Data supplied:
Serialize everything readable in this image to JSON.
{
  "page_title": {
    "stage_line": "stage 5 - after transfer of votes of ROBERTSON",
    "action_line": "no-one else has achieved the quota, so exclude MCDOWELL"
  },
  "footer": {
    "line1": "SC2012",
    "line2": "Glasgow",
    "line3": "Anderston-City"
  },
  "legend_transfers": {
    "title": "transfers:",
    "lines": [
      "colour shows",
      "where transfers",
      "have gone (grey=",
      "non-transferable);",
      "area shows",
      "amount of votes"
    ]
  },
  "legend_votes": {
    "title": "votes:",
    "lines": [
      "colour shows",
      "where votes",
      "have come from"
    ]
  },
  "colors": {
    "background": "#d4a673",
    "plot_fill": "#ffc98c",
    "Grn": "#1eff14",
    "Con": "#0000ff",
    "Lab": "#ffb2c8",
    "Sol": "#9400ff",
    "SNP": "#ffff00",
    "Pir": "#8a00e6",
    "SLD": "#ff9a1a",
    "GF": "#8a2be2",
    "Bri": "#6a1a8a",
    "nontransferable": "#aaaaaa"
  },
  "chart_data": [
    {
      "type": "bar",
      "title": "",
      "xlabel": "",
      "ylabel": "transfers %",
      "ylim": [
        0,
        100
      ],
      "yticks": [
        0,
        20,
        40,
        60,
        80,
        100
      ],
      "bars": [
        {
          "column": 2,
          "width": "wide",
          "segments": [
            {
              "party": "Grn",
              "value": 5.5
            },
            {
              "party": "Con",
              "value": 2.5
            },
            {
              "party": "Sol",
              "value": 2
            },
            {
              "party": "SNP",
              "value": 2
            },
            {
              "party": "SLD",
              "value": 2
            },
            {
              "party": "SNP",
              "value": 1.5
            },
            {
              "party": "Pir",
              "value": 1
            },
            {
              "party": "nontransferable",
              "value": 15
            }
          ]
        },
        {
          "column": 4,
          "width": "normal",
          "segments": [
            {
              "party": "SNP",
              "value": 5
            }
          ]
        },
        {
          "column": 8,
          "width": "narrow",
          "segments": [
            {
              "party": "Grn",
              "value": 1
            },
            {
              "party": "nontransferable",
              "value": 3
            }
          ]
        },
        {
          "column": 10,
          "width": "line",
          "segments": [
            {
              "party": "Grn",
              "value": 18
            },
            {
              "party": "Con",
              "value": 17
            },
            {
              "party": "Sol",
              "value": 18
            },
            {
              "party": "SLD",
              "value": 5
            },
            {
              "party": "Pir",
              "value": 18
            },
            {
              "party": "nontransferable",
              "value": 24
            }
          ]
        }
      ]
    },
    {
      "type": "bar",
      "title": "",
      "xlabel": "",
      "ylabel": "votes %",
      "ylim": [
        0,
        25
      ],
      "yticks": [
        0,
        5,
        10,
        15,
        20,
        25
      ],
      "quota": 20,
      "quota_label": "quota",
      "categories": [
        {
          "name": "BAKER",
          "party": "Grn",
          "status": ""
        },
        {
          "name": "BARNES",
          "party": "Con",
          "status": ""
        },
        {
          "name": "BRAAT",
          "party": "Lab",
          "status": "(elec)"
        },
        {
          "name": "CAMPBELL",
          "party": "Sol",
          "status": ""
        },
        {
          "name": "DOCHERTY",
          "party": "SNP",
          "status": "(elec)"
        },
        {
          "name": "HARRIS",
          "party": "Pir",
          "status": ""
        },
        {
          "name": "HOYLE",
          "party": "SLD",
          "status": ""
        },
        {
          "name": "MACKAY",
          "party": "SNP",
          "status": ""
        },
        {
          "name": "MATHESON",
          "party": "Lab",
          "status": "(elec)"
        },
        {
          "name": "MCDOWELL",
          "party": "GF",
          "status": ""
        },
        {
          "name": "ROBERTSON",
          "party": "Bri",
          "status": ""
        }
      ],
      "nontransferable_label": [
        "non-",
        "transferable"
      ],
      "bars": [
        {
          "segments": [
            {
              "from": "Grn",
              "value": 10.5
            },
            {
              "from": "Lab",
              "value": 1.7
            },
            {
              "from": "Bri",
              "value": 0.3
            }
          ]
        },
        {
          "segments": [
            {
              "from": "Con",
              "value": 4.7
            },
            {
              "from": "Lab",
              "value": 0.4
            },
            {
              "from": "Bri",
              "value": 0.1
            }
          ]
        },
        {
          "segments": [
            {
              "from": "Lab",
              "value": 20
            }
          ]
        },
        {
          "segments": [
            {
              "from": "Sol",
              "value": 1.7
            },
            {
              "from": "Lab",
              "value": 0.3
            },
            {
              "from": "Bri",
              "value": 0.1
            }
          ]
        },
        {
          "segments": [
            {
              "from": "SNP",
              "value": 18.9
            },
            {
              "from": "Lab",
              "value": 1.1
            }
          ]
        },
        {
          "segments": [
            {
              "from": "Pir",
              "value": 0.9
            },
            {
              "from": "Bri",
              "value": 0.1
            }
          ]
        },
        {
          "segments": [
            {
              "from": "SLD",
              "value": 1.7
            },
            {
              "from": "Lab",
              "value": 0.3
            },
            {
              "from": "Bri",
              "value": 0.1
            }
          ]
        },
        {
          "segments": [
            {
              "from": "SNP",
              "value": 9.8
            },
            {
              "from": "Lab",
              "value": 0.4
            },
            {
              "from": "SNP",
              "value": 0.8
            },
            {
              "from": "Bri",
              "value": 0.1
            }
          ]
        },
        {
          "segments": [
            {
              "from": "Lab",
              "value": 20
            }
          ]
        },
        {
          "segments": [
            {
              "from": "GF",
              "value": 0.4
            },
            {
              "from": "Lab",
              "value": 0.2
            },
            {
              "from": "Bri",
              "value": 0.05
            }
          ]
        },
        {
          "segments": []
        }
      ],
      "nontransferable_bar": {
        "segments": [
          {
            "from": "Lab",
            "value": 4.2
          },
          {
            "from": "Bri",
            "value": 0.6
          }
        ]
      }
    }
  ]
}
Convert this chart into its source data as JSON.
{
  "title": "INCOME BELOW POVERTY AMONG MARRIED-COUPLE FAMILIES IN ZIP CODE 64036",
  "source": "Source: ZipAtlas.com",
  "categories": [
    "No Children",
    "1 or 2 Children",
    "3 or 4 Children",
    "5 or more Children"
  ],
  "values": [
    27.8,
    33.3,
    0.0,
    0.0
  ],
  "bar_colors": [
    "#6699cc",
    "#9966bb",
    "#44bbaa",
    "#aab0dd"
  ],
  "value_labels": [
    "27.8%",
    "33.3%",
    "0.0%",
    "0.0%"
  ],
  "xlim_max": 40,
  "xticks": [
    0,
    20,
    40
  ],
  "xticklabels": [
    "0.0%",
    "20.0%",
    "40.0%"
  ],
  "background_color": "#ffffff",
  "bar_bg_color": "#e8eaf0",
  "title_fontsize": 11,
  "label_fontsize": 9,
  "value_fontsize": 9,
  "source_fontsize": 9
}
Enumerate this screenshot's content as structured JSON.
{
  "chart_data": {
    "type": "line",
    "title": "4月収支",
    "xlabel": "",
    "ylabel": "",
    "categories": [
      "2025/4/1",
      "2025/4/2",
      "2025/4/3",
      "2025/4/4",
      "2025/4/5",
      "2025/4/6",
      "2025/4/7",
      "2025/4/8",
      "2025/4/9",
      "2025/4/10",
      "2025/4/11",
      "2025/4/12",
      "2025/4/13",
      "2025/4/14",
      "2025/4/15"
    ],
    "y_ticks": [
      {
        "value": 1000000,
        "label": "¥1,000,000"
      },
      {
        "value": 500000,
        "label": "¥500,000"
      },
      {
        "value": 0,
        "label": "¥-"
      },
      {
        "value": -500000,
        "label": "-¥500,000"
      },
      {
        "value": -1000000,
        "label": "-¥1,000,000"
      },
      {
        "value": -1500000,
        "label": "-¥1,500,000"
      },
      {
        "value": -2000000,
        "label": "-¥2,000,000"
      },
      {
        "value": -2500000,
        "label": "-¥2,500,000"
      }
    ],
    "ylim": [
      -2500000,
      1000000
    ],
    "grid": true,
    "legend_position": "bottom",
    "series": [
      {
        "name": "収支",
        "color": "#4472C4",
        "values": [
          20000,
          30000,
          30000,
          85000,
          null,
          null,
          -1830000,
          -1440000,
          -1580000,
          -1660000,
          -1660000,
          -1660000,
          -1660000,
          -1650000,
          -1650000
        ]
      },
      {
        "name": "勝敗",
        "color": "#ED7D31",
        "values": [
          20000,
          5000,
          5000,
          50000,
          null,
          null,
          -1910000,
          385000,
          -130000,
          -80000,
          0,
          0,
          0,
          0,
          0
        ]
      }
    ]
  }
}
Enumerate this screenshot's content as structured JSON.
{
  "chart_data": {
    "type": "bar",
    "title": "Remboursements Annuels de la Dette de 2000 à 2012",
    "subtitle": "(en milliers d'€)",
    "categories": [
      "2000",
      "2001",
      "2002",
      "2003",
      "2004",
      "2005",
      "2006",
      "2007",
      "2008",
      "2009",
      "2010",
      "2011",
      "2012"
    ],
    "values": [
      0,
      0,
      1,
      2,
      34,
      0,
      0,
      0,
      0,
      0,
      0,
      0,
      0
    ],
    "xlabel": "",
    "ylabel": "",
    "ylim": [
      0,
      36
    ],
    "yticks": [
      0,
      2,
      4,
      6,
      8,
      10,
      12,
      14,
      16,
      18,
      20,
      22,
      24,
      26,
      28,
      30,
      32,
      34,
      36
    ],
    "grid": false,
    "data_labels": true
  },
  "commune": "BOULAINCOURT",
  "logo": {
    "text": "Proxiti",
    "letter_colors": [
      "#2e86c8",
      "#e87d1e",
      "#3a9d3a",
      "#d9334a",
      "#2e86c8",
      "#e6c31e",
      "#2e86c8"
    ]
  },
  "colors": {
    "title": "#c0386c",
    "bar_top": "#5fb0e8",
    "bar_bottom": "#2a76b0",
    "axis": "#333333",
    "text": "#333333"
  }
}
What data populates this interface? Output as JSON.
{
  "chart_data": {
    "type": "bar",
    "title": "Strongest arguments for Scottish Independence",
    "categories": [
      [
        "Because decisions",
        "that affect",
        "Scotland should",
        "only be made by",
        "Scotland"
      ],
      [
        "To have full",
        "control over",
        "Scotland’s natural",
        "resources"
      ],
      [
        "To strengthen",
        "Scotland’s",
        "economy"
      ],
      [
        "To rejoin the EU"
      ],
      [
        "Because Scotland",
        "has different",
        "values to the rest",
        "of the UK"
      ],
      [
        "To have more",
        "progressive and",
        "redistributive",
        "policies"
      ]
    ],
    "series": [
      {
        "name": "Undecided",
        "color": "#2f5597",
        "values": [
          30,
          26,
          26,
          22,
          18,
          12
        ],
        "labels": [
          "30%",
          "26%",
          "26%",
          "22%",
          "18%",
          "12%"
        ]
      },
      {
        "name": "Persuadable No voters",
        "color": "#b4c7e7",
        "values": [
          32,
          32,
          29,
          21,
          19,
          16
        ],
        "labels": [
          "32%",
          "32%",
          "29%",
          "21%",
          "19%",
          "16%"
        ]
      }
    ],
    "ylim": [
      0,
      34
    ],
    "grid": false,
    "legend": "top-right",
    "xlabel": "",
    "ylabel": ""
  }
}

Instructions to follow: Out of the preceding entries, pull every line containing the string "Because".

Response for this exercise:
        "Because decisions",
        "Because Scotland",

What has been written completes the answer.